Required work: Below are records; count the lines in them that hold "Anastasiya" and give only the count.

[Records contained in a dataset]
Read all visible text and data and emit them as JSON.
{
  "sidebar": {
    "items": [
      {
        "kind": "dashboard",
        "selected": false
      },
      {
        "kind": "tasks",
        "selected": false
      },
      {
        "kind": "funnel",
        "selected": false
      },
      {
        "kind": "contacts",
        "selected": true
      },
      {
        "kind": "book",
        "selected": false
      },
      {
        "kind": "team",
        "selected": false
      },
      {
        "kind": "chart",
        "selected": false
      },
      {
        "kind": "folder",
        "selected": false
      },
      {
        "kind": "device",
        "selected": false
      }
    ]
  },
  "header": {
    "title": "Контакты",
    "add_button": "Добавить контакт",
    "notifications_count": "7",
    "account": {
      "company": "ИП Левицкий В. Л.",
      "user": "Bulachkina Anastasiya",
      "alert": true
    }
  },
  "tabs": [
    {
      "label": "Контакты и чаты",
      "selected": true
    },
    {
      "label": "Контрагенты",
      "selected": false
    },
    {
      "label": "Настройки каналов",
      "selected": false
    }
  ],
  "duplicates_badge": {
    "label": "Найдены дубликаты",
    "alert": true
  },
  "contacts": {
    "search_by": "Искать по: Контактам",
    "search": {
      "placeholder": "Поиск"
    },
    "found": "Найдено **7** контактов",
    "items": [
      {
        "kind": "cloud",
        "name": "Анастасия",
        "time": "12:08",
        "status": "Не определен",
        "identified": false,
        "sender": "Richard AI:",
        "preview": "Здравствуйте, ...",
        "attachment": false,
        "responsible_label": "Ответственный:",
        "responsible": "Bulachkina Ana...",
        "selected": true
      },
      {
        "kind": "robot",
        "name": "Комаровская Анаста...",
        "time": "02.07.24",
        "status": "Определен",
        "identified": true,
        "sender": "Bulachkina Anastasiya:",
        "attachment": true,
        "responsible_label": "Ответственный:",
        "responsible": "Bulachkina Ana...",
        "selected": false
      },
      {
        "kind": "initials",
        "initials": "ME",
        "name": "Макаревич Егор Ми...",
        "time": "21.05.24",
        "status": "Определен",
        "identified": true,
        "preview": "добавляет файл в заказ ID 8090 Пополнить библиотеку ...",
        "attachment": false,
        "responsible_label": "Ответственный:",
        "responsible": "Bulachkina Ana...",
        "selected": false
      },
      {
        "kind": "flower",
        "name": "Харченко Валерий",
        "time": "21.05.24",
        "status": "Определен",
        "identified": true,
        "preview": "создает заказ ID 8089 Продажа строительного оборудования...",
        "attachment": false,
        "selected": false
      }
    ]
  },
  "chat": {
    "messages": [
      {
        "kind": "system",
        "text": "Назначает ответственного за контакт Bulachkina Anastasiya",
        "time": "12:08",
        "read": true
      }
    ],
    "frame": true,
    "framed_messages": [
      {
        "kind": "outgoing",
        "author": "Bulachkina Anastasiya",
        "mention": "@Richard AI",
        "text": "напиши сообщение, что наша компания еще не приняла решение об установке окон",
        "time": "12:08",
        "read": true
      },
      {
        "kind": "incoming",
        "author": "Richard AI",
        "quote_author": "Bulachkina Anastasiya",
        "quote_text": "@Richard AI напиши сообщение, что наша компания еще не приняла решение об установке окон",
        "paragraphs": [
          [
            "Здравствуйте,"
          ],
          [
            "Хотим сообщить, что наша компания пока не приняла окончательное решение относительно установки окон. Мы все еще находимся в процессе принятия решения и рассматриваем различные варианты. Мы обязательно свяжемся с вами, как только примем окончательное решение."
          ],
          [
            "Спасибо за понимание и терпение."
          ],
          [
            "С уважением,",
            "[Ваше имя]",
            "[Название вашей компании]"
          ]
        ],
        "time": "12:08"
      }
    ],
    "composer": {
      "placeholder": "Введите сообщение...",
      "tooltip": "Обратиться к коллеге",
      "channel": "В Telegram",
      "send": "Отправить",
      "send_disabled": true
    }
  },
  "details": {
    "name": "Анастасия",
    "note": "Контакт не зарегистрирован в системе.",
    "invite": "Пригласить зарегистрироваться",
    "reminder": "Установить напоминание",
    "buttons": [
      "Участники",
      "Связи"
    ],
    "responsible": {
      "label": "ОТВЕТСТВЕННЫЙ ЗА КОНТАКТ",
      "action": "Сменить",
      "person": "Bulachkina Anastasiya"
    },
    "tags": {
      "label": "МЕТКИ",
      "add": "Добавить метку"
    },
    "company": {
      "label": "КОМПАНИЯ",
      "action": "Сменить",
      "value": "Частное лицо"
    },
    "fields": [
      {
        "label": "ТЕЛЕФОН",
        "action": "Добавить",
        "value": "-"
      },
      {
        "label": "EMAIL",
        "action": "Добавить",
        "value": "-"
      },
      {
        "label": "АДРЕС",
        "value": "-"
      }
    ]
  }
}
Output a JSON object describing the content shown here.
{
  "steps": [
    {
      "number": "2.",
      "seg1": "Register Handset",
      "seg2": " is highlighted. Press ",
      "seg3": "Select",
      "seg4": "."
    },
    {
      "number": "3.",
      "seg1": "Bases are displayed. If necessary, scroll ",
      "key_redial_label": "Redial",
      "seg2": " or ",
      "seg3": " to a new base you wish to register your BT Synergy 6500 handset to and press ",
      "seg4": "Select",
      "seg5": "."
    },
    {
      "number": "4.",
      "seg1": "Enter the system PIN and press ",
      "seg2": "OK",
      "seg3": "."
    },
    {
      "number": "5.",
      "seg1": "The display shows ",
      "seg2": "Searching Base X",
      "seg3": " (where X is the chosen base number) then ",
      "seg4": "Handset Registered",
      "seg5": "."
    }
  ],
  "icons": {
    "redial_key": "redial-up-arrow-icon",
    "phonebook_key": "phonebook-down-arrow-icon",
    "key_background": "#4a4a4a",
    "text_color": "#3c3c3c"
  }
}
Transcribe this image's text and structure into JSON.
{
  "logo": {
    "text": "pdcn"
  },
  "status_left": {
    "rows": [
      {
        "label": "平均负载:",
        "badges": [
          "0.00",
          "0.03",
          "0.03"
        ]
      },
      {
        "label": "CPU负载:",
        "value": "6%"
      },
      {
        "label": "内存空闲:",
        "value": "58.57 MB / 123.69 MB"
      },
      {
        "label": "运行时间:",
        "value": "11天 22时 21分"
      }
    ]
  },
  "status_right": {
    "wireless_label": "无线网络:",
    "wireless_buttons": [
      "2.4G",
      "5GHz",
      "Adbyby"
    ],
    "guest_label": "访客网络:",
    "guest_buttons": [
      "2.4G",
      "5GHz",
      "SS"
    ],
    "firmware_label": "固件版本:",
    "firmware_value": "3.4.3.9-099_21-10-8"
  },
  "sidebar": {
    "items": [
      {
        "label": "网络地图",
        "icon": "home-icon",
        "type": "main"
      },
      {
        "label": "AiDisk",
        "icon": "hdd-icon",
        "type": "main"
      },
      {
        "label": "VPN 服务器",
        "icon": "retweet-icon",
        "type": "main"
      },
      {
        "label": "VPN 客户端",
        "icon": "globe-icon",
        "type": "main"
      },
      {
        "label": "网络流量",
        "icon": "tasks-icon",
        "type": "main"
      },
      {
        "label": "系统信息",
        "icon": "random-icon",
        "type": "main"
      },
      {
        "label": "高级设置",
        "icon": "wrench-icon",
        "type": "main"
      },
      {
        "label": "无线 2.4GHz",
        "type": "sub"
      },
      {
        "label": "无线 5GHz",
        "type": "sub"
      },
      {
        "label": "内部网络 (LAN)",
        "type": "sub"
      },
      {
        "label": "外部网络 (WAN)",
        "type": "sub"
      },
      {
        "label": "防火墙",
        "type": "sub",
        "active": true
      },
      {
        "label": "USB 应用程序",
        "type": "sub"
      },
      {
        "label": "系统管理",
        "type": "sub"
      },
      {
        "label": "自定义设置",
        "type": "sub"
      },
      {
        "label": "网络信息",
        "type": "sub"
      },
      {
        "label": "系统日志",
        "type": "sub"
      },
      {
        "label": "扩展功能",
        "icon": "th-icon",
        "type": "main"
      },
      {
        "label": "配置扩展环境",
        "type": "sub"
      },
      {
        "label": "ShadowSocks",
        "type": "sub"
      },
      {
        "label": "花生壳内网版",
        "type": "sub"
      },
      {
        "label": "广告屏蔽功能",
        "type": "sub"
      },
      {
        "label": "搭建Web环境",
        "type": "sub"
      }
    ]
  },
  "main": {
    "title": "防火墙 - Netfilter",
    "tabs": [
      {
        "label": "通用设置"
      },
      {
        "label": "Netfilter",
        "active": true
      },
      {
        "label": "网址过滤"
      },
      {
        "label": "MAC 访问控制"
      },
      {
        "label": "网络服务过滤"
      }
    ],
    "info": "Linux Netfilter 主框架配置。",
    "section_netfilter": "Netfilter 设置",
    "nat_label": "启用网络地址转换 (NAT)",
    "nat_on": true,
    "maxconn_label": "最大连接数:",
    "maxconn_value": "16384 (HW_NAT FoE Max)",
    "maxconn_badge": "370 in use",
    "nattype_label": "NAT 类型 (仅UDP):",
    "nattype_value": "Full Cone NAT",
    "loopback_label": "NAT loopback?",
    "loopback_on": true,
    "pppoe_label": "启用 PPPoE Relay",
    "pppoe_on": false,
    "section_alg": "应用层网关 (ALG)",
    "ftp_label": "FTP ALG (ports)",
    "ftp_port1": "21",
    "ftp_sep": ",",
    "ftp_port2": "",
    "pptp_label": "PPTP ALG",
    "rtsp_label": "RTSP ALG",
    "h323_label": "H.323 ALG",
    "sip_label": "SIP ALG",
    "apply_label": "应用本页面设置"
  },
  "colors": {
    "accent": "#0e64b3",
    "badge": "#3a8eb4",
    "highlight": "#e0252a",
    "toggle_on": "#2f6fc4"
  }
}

Written solution: 6